- **EXERCISE TASK**: Transcribe the full listing below word for word, keeping every line in its original order.
• • • •
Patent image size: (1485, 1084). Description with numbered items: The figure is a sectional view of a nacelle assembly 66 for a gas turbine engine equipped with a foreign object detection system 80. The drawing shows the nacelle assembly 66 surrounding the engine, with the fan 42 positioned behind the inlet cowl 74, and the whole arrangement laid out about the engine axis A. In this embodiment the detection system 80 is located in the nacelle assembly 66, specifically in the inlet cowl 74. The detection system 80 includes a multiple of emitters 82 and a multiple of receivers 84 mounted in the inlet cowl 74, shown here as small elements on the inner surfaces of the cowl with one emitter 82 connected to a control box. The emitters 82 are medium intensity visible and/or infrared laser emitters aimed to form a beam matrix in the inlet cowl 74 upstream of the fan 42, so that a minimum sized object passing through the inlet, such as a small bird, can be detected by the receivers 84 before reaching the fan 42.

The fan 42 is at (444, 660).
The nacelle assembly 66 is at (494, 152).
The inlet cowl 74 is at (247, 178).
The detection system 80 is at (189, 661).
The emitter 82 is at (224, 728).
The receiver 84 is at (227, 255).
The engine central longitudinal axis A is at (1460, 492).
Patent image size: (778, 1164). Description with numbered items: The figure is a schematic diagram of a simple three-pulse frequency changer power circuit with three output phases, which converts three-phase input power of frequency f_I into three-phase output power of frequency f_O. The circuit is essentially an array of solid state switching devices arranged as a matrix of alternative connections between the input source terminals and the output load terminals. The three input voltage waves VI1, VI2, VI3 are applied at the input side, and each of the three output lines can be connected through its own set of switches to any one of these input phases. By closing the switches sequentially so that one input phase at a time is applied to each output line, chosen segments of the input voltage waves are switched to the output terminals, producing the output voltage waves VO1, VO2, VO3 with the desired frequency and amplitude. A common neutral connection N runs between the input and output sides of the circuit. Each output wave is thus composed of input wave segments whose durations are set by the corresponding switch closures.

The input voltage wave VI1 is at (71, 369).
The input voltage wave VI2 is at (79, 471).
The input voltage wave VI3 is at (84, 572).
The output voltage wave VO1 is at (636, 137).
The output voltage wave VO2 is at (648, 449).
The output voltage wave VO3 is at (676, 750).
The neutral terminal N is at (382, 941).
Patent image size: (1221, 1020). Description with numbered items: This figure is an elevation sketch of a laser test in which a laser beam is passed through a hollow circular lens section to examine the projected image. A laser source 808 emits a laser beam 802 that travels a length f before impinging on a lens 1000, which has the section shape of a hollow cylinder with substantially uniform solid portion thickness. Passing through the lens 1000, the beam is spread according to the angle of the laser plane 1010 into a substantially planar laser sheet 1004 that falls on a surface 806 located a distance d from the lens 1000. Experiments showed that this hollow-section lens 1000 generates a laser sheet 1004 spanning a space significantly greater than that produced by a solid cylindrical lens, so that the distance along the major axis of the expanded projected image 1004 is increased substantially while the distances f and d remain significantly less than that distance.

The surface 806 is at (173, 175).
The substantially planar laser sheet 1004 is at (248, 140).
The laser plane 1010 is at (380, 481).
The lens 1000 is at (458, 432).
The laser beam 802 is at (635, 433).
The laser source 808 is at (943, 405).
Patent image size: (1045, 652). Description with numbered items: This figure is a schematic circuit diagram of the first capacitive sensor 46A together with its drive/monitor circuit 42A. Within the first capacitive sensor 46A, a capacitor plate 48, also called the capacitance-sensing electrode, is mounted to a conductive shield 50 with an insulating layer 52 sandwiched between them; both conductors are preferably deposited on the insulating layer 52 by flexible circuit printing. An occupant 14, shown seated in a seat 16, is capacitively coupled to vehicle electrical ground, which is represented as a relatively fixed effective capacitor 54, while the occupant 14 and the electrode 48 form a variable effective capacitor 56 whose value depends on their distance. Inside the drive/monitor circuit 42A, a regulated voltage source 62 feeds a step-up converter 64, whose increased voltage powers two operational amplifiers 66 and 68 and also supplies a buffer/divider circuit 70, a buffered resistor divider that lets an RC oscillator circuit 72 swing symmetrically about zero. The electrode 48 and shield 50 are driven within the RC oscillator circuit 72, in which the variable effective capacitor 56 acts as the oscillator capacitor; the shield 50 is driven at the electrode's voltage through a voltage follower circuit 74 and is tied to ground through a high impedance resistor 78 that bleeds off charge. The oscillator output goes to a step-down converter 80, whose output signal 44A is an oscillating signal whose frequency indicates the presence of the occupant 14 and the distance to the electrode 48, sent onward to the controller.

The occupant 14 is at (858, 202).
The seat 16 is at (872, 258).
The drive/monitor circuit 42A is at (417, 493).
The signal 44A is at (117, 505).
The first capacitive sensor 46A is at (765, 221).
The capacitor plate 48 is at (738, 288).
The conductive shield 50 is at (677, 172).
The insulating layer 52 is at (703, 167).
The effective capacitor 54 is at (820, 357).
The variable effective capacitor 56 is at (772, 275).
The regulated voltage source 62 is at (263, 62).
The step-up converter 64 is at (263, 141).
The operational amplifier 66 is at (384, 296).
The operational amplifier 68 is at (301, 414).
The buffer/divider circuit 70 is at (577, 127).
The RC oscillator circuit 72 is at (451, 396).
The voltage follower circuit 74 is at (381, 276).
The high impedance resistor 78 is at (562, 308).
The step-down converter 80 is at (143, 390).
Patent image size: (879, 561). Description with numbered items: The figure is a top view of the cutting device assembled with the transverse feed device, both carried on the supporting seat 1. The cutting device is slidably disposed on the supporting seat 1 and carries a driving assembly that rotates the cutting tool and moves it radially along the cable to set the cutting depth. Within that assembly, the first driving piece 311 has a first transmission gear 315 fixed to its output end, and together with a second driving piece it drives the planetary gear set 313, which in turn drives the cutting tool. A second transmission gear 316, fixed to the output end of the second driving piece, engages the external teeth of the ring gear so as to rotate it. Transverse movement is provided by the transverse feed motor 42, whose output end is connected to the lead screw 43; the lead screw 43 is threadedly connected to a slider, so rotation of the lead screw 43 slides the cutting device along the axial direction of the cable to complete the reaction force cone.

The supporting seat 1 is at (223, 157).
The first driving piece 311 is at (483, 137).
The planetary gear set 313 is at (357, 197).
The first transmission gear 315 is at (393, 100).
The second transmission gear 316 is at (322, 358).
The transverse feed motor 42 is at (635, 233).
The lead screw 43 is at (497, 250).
• • • •
- **WRITTEN ANSWER**:
Patent image size: (1485, 1084). Description with numbered items: The figure is a sectional view of a nacelle assembly 66 for a gas turbine engine equipped with a foreign object detection system 80. The drawing shows the nacelle assembly 66 surrounding the engine, with the fan 42 positioned behind the inlet cowl 74, and the whole arrangement laid out about the engine axis A. In this embodiment the detection system 80 is located in the nacelle assembly 66, specifically in the inlet cowl 74. The detection system 80 includes a multiple of emitters 82 and a multiple of receivers 84 mounted in the inlet cowl 74, shown here as small elements on the inner surfaces of the cowl with one emitter 82 connected to a control box. The emitters 82 are medium intensity visible and/or infrared laser emitters aimed to form a beam matrix in the inlet cowl 74 upstream of the fan 42, so that a minimum sized object passing through the inlet, such as a small bird, can be detected by the receivers 84 before reaching the fan 42.

The fan 42 is at (444, 660).
The nacelle assembly 66 is at (494, 152).
The inlet cowl 74 is at (247, 178).
The detection system 80 is at (189, 661).
The emitter 82 is at (224, 728).
The receiver 84 is at (227, 255).
The engine central longitudinal axis A is at (1460, 492).
Patent image size: (778, 1164). Description with numbered items: The figure is a schematic diagram of a simple three-pulse frequency changer power circuit with three output phases, which converts three-phase input power of frequency f_I into three-phase output power of frequency f_O. The circuit is essentially an array of solid state switching devices arranged as a matrix of alternative connections between the input source terminals and the output load terminals. The three input voltage waves VI1, VI2, VI3 are applied at the input side, and each of the three output lines can be connected through its own set of switches to any one of these input phases. By closing the switches sequentially so that one input phase at a time is applied to each output line, chosen segments of the input voltage waves are switched to the output terminals, producing the output voltage waves VO1, VO2, VO3 with the desired frequency and amplitude. A common neutral connection N runs between the input and output sides of the circuit. Each output wave is thus composed of input wave segments whose durations are set by the corresponding switch closures.

The input voltage wave VI1 is at (71, 369).
The input voltage wave VI2 is at (79, 471).
The input voltage wave VI3 is at (84, 572).
The output voltage wave VO1 is at (636, 137).
The output voltage wave VO2 is at (648, 449).
The output voltage wave VO3 is at (676, 750).
The neutral terminal N is at (382, 941).
Patent image size: (1221, 1020). Description with numbered items: This figure is an elevation sketch of a laser test in which a laser beam is passed through a hollow circular lens section to examine the projected image. A laser source 808 emits a laser beam 802 that travels a length f before impinging on a lens 1000, which has the section shape of a hollow cylinder with substantially uniform solid portion thickness. Passing through the lens 1000, the beam is spread according to the angle of the laser plane 1010 into a substantially planar laser sheet 1004 that falls on a surface 806 located a distance d from the lens 1000. Experiments showed that this hollow-section lens 1000 generates a laser sheet 1004 spanning a space significantly greater than that produced by a solid cylindrical lens, so that the distance along the major axis of the expanded projected image 1004 is increased substantially while the distances f and d remain significantly less than that distance.

The surface 806 is at (173, 175).
The substantially planar laser sheet 1004 is at (248, 140).
The laser plane 1010 is at (380, 481).
The lens 1000 is at (458, 432).
The laser beam 802 is at (635, 433).
The laser source 808 is at (943, 405).
Patent image size: (1045, 652). Description with numbered items: This figure is a schematic circuit diagram of the first capacitive sensor 46A together with its drive/monitor circuit 42A. Within the first capacitive sensor 46A, a capacitor plate 48, also called the capacitance-sensing electrode, is mounted to a conductive shield 50 with an insulating layer 52 sandwiched between them; both conductors are preferably deposited on the insulating layer 52 by flexible circuit printing. An occupant 14, shown seated in a seat 16, is capacitively coupled to vehicle electrical ground, which is represented as a relatively fixed effective capacitor 54, while the occupant 14 and the electrode 48 form a variable effective capacitor 56 whose value depends on their distance. Inside the drive/monitor circuit 42A, a regulated voltage source 62 feeds a step-up converter 64, whose increased voltage powers two operational amplifiers 66 and 68 and also supplies a buffer/divider circuit 70, a buffered resistor divider that lets an RC oscillator circuit 72 swing symmetrically about zero. The electrode 48 and shield 50 are driven within the RC oscillator circuit 72, in which the variable effective capacitor 56 acts as the oscillator capacitor; the shield 50 is driven at the electrode's voltage through a voltage follower circuit 74 and is tied to ground through a high impedance resistor 78 that bleeds off charge. The oscillator output goes to a step-down converter 80, whose output signal 44A is an oscillating signal whose frequency indicates the presence of the occupant 14 and the distance to the electrode 48, sent onward to the controller.

The occupant 14 is at (858, 202).
The seat 16 is at (872, 258).
The drive/monitor circuit 42A is at (417, 493).
The signal 44A is at (117, 505).
The first capacitive sensor 46A is at (765, 221).
The capacitor plate 48 is at (738, 288).
The conductive shield 50 is at (677, 172).
The insulating layer 52 is at (703, 167).
The effective capacitor 54 is at (820, 357).
The variable effective capacitor 56 is at (772, 275).
The regulated voltage source 62 is at (263, 62).
The step-up converter 64 is at (263, 141).
The operational amplifier 66 is at (384, 296).
The operational amplifier 68 is at (301, 414).
The buffer/divider circuit 70 is at (577, 127).
The RC oscillator circuit 72 is at (451, 396).
The voltage follower circuit 74 is at (381, 276).
The high impedance resistor 78 is at (562, 308).
The step-down converter 80 is at (143, 390).
Patent image size: (879, 561). Description with numbered items: The figure is a top view of the cutting device assembled with the transverse feed device, both carried on the supporting seat 1. The cutting device is slidably disposed on the supporting seat 1 and carries a driving assembly that rotates the cutting tool and moves it radially along the cable to set the cutting depth. Within that assembly, the first driving piece 311 has a first transmission gear 315 fixed to its output end, and together with a second driving piece it drives the planetary gear set 313, which in turn drives the cutting tool. A second transmission gear 316, fixed to the output end of the second driving piece, engages the external teeth of the ring gear so as to rotate it. Transverse movement is provided by the transverse feed motor 42, whose output end is connected to the lead screw 43; the lead screw 43 is threadedly connected to a slider, so rotation of the lead screw 43 slides the cutting device along the axial direction of the cable to complete the reaction force cone.

The supporting seat 1 is at (223, 157).
The first driving piece 311 is at (483, 137).
The planetary gear set 313 is at (357, 197).
The first transmission gear 315 is at (393, 100).
The second transmission gear 316 is at (322, 358).
The transverse feed motor 42 is at (635, 233).
The lead screw 43 is at (497, 250).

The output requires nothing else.